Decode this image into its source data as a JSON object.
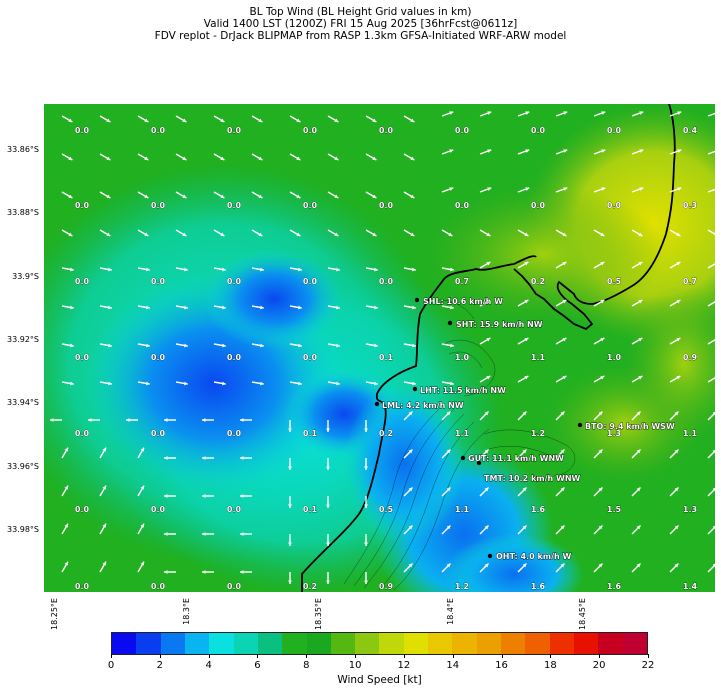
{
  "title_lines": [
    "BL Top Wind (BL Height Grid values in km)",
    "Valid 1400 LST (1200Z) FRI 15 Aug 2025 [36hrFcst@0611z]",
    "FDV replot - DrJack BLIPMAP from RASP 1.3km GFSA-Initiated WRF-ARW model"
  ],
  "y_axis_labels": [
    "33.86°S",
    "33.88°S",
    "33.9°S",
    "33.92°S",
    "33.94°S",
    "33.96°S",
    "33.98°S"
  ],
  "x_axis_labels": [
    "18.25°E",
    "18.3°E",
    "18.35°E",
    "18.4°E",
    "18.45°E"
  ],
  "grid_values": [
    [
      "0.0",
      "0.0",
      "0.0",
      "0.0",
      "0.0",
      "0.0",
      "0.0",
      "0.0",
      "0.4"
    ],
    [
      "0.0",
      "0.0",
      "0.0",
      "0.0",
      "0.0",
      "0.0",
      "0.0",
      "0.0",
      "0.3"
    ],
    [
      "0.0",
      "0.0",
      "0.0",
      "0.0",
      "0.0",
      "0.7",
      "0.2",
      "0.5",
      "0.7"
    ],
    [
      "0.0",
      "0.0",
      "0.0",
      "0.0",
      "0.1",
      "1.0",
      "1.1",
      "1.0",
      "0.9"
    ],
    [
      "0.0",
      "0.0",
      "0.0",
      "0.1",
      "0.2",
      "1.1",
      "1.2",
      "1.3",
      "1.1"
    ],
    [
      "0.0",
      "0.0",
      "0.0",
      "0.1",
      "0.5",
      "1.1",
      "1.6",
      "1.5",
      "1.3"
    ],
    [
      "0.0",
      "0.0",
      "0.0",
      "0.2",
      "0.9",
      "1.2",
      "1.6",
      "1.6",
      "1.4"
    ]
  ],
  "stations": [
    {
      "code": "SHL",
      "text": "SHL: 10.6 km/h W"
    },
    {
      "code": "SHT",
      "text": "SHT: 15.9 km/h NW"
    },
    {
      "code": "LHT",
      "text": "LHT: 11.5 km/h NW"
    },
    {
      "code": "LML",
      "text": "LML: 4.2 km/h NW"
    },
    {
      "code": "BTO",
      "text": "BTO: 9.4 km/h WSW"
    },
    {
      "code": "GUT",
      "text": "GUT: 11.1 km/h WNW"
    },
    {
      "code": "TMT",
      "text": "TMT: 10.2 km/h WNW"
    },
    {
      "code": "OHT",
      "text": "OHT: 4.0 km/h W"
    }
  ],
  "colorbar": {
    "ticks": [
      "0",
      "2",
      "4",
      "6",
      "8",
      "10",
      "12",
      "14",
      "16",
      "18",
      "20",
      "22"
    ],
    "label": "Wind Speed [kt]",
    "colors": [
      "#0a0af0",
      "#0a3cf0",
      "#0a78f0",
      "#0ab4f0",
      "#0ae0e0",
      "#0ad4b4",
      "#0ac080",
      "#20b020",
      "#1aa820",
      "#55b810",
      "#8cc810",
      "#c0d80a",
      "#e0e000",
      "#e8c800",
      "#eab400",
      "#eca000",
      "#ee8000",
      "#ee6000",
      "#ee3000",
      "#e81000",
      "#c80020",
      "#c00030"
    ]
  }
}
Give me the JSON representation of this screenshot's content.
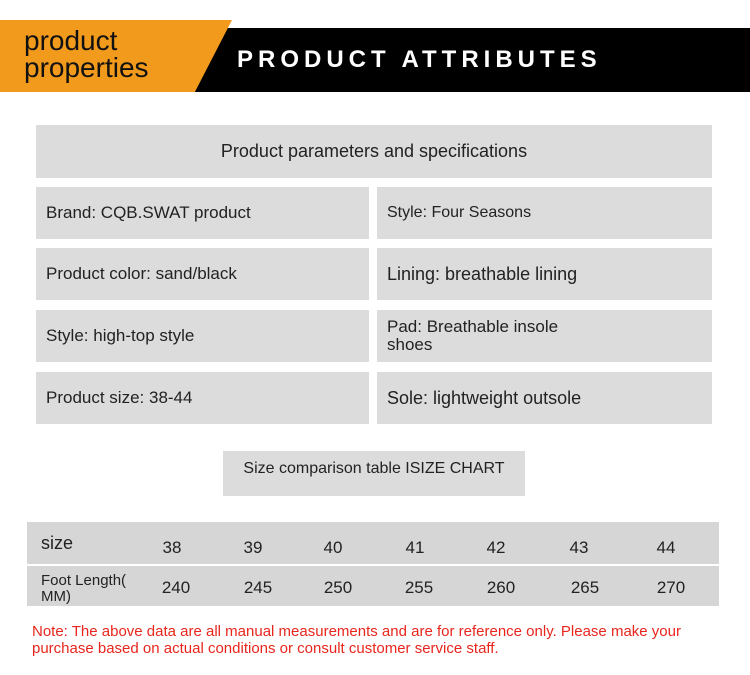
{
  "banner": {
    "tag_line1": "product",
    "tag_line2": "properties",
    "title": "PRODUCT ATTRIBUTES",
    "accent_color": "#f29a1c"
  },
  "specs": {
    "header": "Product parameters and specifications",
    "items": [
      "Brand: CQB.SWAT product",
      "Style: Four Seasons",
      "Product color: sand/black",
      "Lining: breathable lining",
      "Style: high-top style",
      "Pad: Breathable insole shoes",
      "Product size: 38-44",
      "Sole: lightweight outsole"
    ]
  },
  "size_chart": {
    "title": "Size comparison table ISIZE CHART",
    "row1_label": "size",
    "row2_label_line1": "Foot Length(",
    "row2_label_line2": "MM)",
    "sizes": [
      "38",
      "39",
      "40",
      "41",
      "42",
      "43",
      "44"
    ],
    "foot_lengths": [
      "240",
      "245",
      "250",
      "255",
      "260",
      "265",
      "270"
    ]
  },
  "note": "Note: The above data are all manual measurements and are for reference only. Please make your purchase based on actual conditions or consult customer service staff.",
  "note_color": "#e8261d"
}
****
Requirement:
The copy should hold exactly the lines from the line containing "Give me the" through the end of the data, both ends included, and no pictures.

Solution to this task:
Give me the JSON representation of this screenshot's content.
{
  "banner": {
    "tag_line1": "product",
    "tag_line2": "properties",
    "title": "PRODUCT ATTRIBUTES",
    "accent_color": "#f29a1c"
  },
  "specs": {
    "header": "Product parameters and specifications",
    "items": [
      "Brand: CQB.SWAT product",
      "Style: Four Seasons",
      "Product color: sand/black",
      "Lining: breathable lining",
      "Style: high-top style",
      "Pad: Breathable insole shoes",
      "Product size: 38-44",
      "Sole: lightweight outsole"
    ]
  },
  "size_chart": {
    "title": "Size comparison table ISIZE CHART",
    "row1_label": "size",
    "row2_label_line1": "Foot Length(",
    "row2_label_line2": "MM)",
    "sizes": [
      "38",
      "39",
      "40",
      "41",
      "42",
      "43",
      "44"
    ],
    "foot_lengths": [
      "240",
      "245",
      "250",
      "255",
      "260",
      "265",
      "270"
    ]
  },
  "note": "Note: The above data are all manual measurements and are for reference only. Please make your purchase based on actual conditions or consult customer service staff.",
  "note_color": "#e8261d"
}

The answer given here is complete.